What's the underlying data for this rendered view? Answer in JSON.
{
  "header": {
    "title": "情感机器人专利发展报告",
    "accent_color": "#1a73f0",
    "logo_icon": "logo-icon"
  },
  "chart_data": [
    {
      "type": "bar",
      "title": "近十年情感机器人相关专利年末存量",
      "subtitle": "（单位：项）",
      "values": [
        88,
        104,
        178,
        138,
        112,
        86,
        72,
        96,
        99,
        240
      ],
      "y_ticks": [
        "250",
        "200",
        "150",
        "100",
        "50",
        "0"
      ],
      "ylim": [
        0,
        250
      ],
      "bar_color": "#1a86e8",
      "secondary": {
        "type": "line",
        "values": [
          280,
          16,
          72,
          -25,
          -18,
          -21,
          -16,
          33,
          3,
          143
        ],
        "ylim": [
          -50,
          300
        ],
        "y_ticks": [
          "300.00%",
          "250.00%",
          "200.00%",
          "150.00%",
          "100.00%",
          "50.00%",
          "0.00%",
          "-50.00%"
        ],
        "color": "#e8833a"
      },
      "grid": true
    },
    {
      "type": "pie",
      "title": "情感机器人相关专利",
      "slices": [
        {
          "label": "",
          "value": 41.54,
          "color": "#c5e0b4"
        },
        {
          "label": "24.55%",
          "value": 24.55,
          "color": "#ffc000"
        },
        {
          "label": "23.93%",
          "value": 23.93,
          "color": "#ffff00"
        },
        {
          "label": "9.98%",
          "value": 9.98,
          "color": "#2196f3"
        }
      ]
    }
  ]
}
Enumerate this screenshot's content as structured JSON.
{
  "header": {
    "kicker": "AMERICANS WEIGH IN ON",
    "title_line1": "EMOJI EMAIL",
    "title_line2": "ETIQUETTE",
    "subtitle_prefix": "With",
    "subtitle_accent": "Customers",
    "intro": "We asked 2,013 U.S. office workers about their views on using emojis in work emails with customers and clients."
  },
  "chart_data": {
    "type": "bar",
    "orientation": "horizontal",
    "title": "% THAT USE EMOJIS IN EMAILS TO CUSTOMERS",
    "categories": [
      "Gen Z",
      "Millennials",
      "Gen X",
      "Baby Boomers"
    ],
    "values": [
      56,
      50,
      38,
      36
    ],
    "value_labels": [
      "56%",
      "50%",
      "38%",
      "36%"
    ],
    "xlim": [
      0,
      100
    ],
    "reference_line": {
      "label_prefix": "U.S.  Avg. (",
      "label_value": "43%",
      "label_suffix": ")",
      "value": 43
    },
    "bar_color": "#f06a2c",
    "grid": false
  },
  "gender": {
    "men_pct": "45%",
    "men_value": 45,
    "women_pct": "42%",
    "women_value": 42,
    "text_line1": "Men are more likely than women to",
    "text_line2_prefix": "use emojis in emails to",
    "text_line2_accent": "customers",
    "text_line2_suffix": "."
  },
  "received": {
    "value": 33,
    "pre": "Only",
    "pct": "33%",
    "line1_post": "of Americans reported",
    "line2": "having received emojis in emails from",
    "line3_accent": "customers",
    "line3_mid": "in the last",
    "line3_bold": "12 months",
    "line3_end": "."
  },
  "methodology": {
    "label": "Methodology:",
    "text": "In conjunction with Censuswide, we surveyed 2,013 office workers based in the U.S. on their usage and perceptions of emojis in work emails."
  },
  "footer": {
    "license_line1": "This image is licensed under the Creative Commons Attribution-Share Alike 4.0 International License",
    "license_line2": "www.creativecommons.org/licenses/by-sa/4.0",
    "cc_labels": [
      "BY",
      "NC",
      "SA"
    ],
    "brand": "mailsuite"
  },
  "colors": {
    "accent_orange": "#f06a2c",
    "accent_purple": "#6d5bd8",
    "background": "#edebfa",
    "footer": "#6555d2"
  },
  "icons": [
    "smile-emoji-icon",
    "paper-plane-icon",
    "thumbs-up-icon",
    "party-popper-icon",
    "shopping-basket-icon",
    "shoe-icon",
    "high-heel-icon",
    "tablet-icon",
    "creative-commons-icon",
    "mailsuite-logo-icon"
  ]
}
******
## WHAT TO PRODUCE
Search the material above for "received". Pull out each line where it shows up.

## THE RESPONSE
  "received": {
    "line2": "having received emojis in emails from",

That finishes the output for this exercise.